* Begin Available data *

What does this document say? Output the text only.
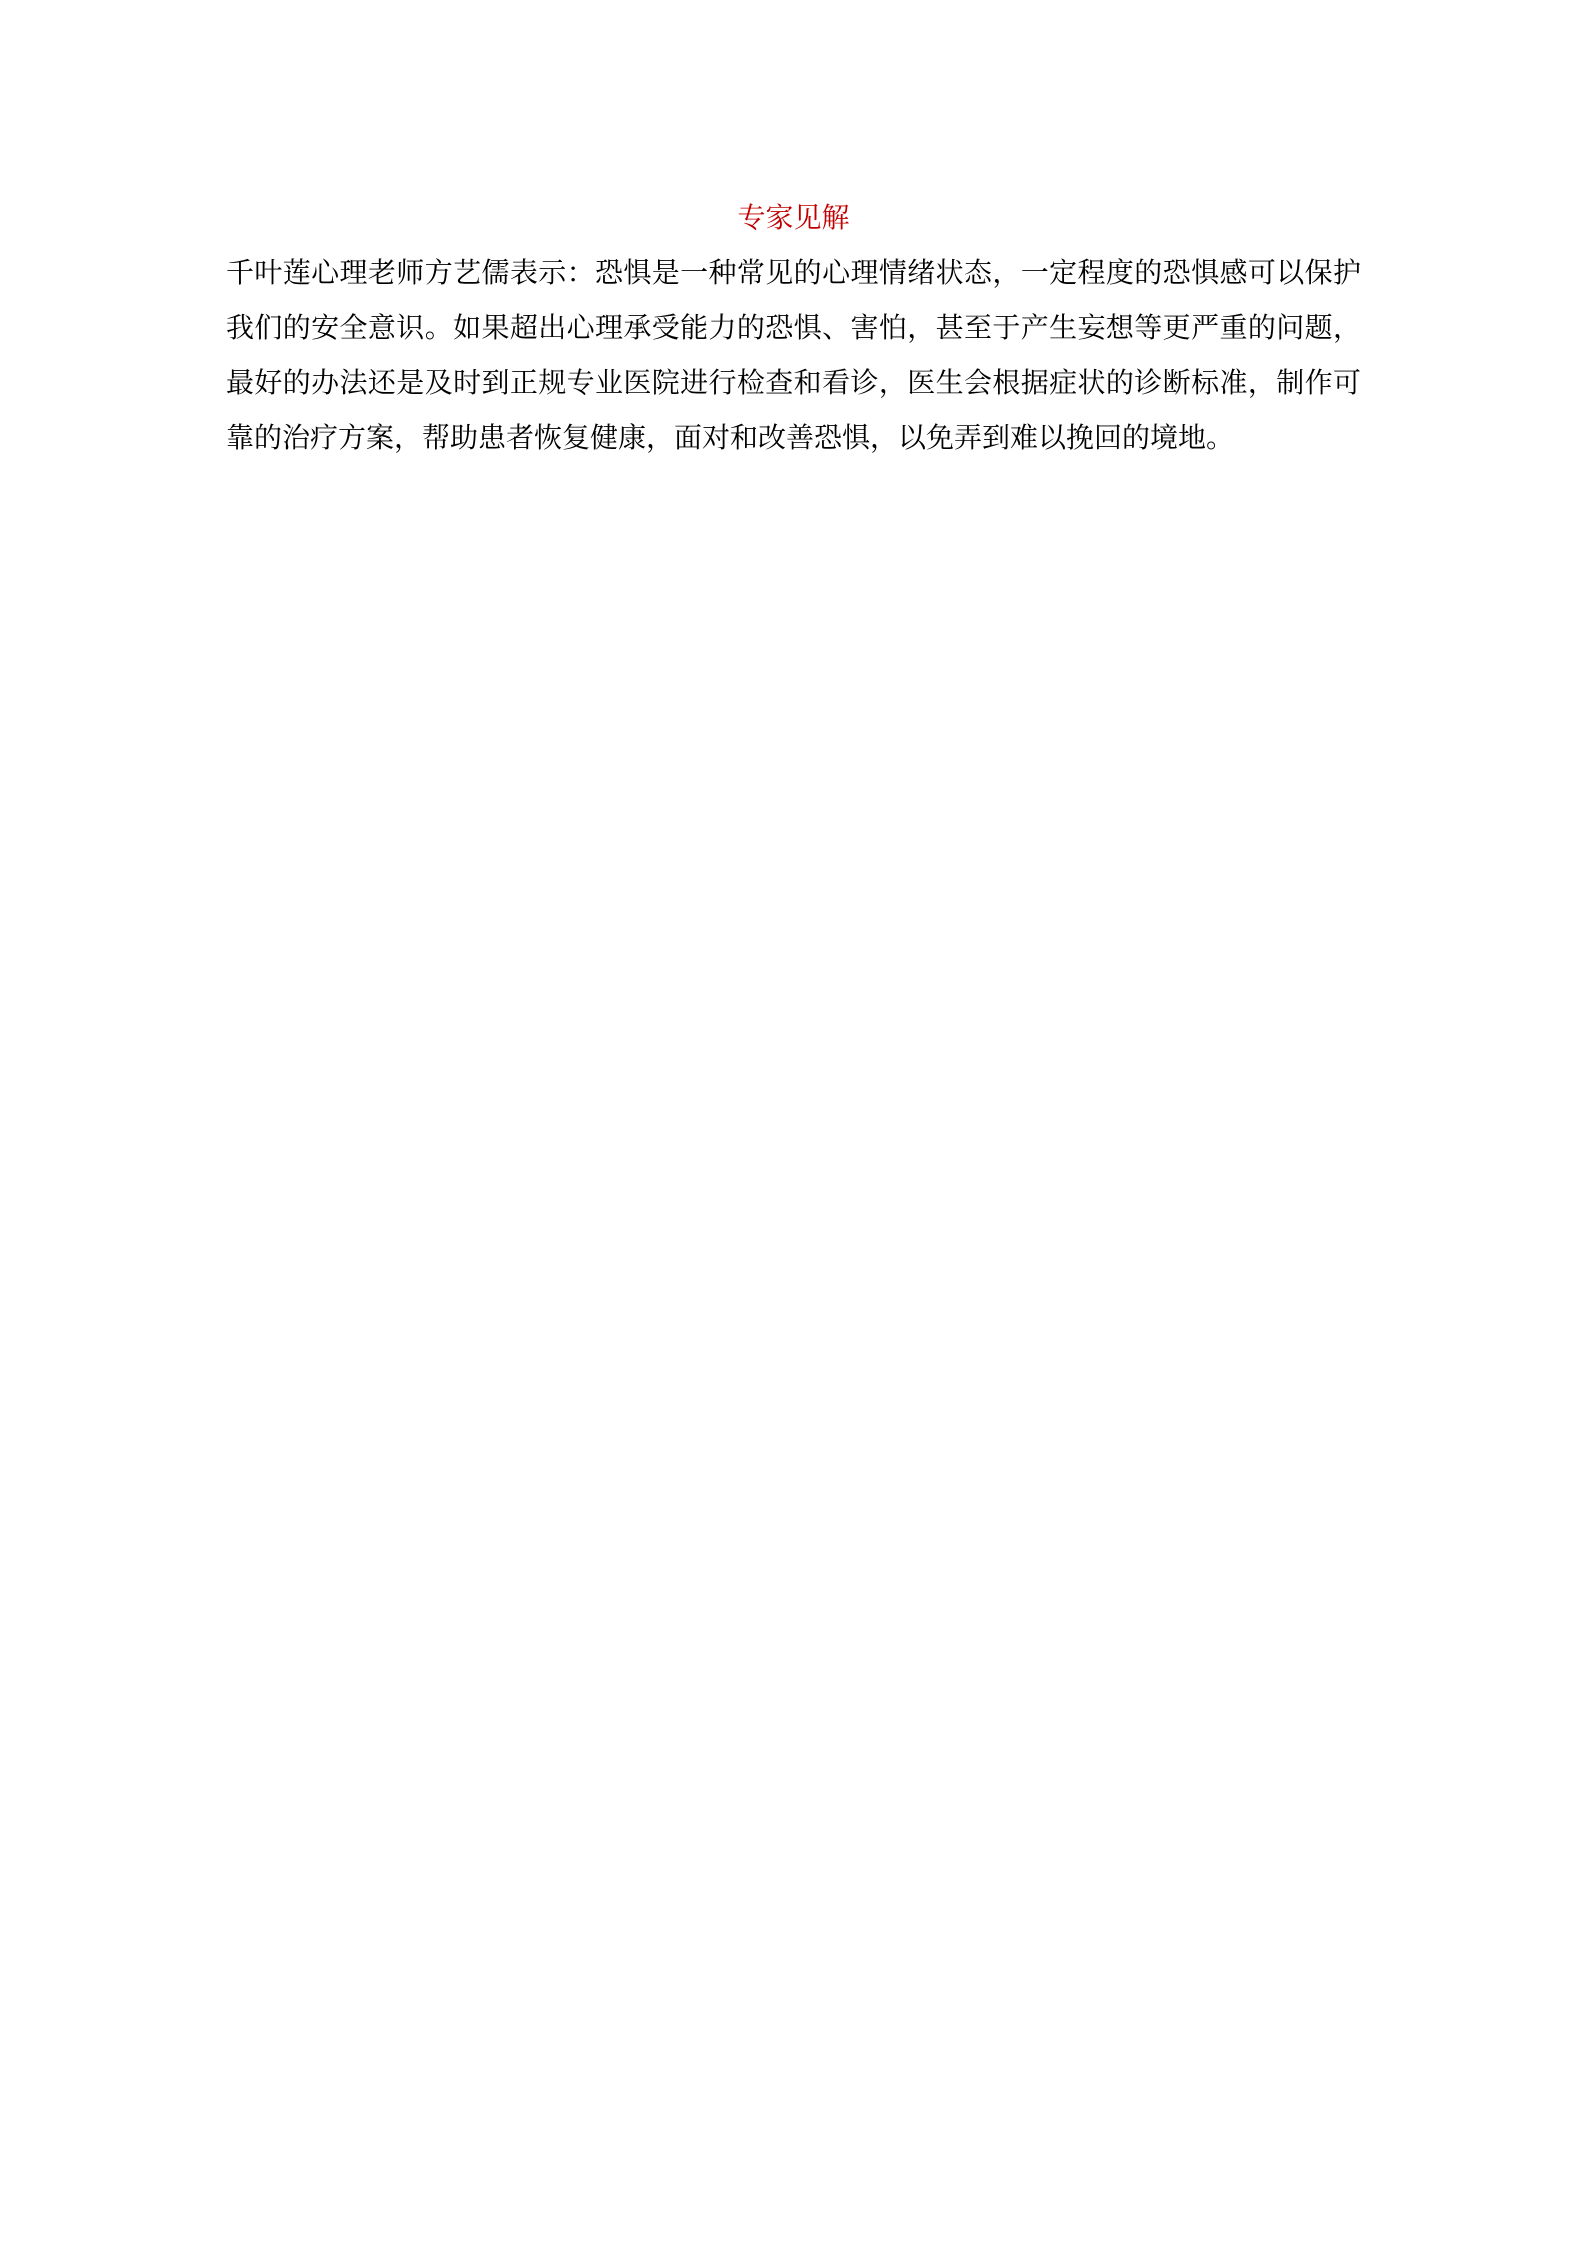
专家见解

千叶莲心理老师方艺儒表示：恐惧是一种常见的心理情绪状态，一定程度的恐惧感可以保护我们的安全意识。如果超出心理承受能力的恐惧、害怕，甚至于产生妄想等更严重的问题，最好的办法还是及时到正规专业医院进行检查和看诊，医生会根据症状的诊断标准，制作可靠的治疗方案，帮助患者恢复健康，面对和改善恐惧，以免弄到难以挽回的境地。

* End Available data *
* Begin Available data *

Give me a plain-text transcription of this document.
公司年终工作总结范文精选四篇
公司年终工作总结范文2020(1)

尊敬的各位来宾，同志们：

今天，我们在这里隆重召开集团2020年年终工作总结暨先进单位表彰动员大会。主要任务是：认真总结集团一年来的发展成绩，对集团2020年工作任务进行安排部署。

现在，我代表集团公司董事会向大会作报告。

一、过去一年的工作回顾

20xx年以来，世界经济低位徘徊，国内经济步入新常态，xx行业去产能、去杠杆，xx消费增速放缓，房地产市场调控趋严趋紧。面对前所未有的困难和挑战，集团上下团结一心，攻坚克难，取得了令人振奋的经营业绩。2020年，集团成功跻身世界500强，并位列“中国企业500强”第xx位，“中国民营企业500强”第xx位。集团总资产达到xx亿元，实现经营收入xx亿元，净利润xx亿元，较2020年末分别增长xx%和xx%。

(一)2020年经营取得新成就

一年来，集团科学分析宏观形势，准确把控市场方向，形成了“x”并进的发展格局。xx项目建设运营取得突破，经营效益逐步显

* End Available data *
* Begin Available data *

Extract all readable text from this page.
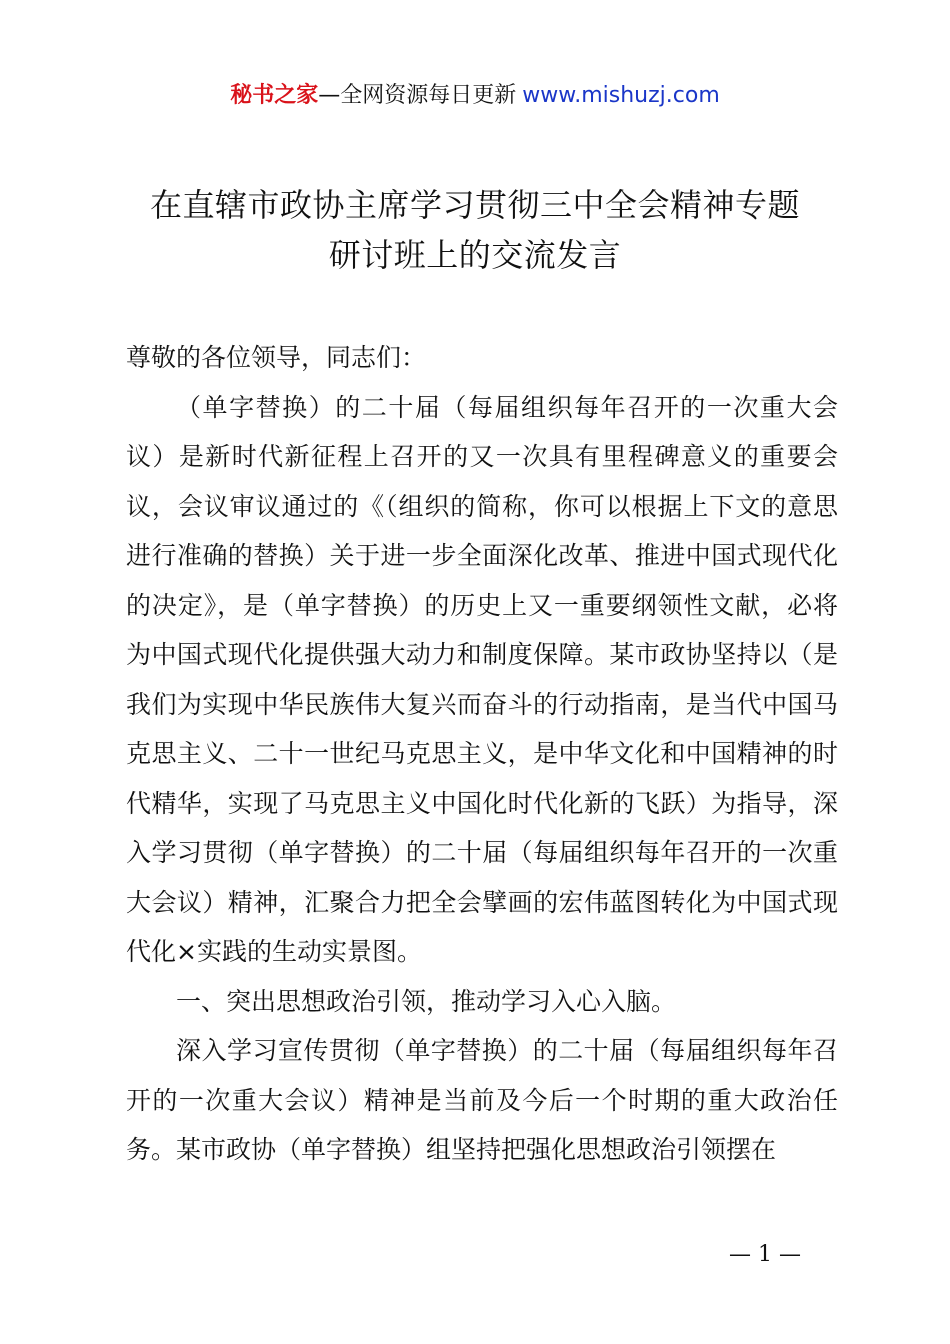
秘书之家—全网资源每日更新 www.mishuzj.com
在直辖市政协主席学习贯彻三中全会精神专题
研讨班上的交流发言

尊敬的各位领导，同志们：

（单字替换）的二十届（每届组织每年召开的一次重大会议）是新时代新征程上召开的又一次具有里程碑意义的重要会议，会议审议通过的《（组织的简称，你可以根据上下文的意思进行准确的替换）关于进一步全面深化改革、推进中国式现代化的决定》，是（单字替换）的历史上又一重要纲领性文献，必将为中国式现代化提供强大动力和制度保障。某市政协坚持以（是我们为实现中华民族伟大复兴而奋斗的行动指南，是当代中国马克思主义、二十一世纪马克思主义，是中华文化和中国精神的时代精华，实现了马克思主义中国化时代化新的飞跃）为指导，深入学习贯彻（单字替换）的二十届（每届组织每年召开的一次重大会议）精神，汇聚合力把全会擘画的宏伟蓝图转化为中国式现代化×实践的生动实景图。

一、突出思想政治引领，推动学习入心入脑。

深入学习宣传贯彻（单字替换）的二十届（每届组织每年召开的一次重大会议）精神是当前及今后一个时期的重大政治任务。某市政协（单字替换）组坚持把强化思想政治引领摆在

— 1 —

* End Available data *

- What this task involves -
Of the lines above, how many hold the string "text"? Answer with only the number.

- Result for this exercise -
3